The request -> Repeat each line of the material below exactly as it appears, minus any pictures.

---*---

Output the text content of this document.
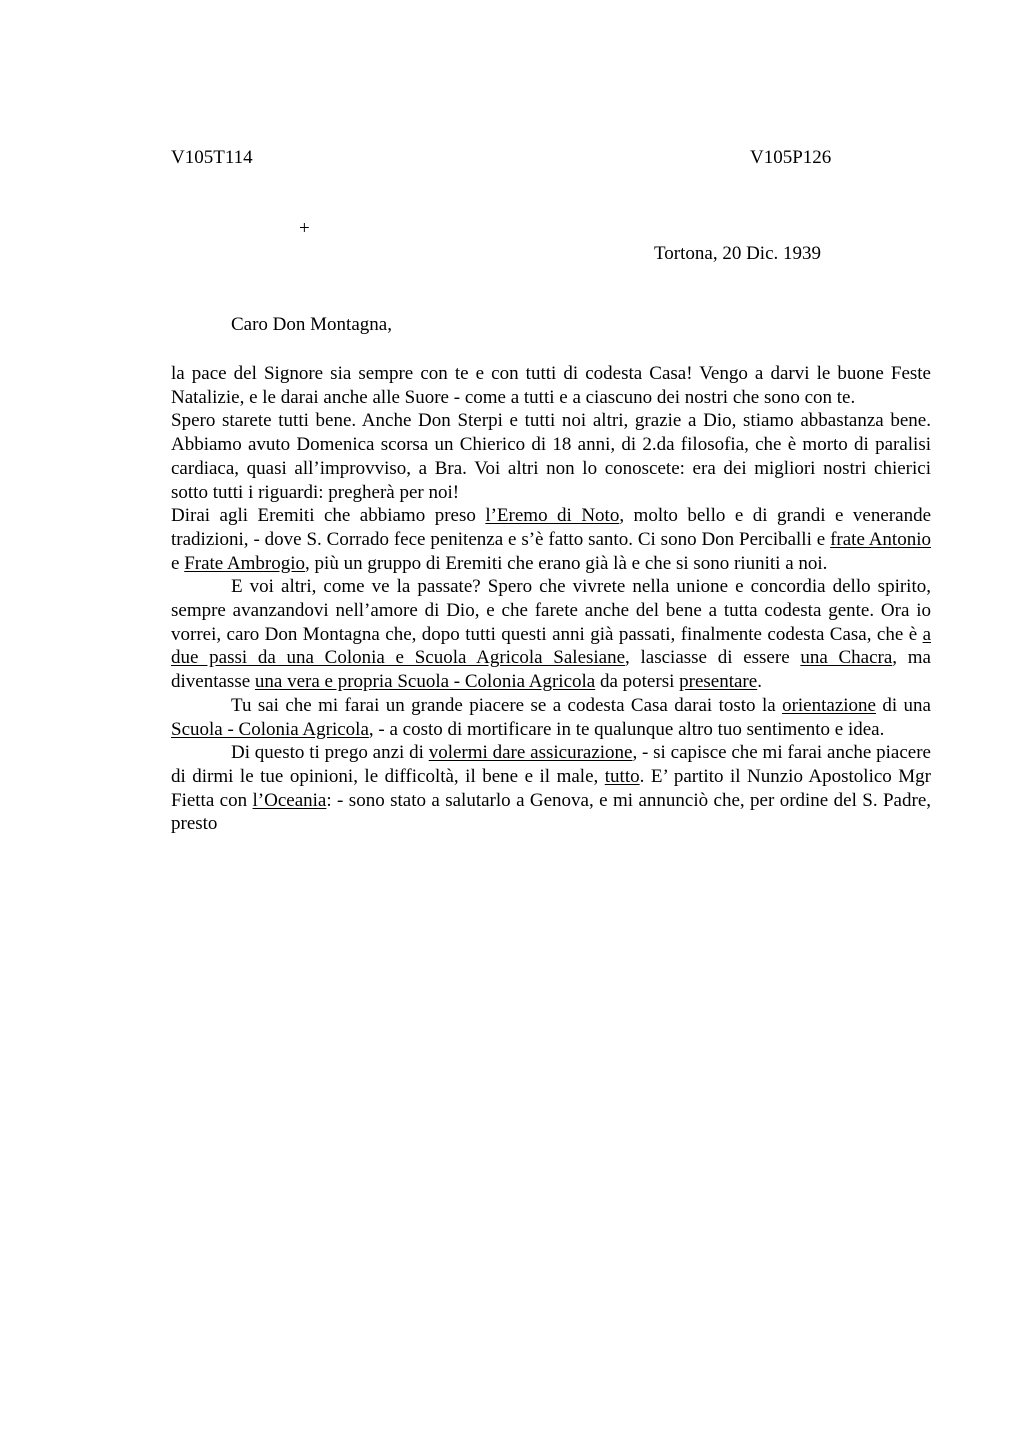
V105T114	V105P126
+
Tortona, 20 Dic. 1939
Caro Don Montagna,

la pace del Signore sia sempre con te e con tutti di codesta Casa! Vengo a darvi le buone Feste Natalizie, e le darai anche alle Suore - come a tutti e a ciascuno dei nostri che sono con te.

Spero starete tutti bene. Anche Don Sterpi e tutti noi altri, grazie a Dio, stiamo abbastanza bene. Abbiamo avuto Domenica scorsa un Chierico di 18 anni, di 2.da filosofia, che è morto di paralisi cardiaca, quasi all’improvviso, a Bra. Voi altri non lo conoscete: era dei migliori nostri chierici sotto tutti i riguardi: pregherà per noi!

Dirai agli Eremiti che abbiamo preso l’Eremo di Noto, molto bello e di grandi e venerande tradizioni, - dove S. Corrado fece penitenza e s’è fatto santo. Ci sono Don Perciballi e frate Antonio e Frate Ambrogio, più un gruppo di Eremiti che erano già là e che si sono riuniti a noi.

E voi altri, come ve la passate? Spero che vivrete nella unione e concordia dello spirito, sempre avanzandovi nell’amore di Dio, e che farete anche del bene a tutta codesta gente. Ora io vorrei, caro Don Montagna che, dopo tutti questi anni già passati, finalmente codesta Casa, che è a due passi da una Colonia e Scuola Agricola Salesiane, lasciasse di essere una Chacra, ma diventasse una vera e propria Scuola - Colonia Agricola da potersi presentare.

Tu sai che mi farai un grande piacere se a codesta Casa darai tosto la orientazione di una Scuola - Colonia Agricola, - a costo di mortificare in te qualunque altro tuo sentimento e idea.

Di questo ti prego anzi di volermi dare assicurazione, - si capisce che mi farai anche piacere di dirmi le tue opinioni, le difficoltà, il bene e il male, tutto. E’ partito il Nunzio Apostolico Mgr Fietta con l’Oceania: - sono stato a salutarlo a Genova, e mi annunciò che, per ordine del S. Padre, presto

---*---

Written reply ->
Output the text content of this document.
V105T114	V105P126
+
Tortona, 20 Dic. 1939
Caro Don Montagna,

la pace del Signore sia sempre con te e con tutti di codesta Casa! Vengo a darvi le buone Feste Natalizie, e le darai anche alle Suore - come a tutti e a ciascuno dei nostri che sono con te.

Spero starete tutti bene. Anche Don Sterpi e tutti noi altri, grazie a Dio, stiamo abbastanza bene. Abbiamo avuto Domenica scorsa un Chierico di 18 anni, di 2.da filosofia, che è morto di paralisi cardiaca, quasi all’improvviso, a Bra. Voi altri non lo conoscete: era dei migliori nostri chierici sotto tutti i riguardi: pregherà per noi!

Dirai agli Eremiti che abbiamo preso l’Eremo di Noto, molto bello e di grandi e venerande tradizioni, - dove S. Corrado fece penitenza e s’è fatto santo. Ci sono Don Perciballi e frate Antonio e Frate Ambrogio, più un gruppo di Eremiti che erano già là e che si sono riuniti a noi.

E voi altri, come ve la passate? Spero che vivrete nella unione e concordia dello spirito, sempre avanzandovi nell’amore di Dio, e che farete anche del bene a tutta codesta gente. Ora io vorrei, caro Don Montagna che, dopo tutti questi anni già passati, finalmente codesta Casa, che è a due passi da una Colonia e Scuola Agricola Salesiane, lasciasse di essere una Chacra, ma diventasse una vera e propria Scuola - Colonia Agricola da potersi presentare.

Tu sai che mi farai un grande piacere se a codesta Casa darai tosto la orientazione di una Scuola - Colonia Agricola, - a costo di mortificare in te qualunque altro tuo sentimento e idea.

Di questo ti prego anzi di volermi dare assicurazione, - si capisce che mi farai anche piacere di dirmi le tue opinioni, le difficoltà, il bene e il male, tutto. E’ partito il Nunzio Apostolico Mgr Fietta con l’Oceania: - sono stato a salutarlo a Genova, e mi annunciò che, per ordine del S. Padre, presto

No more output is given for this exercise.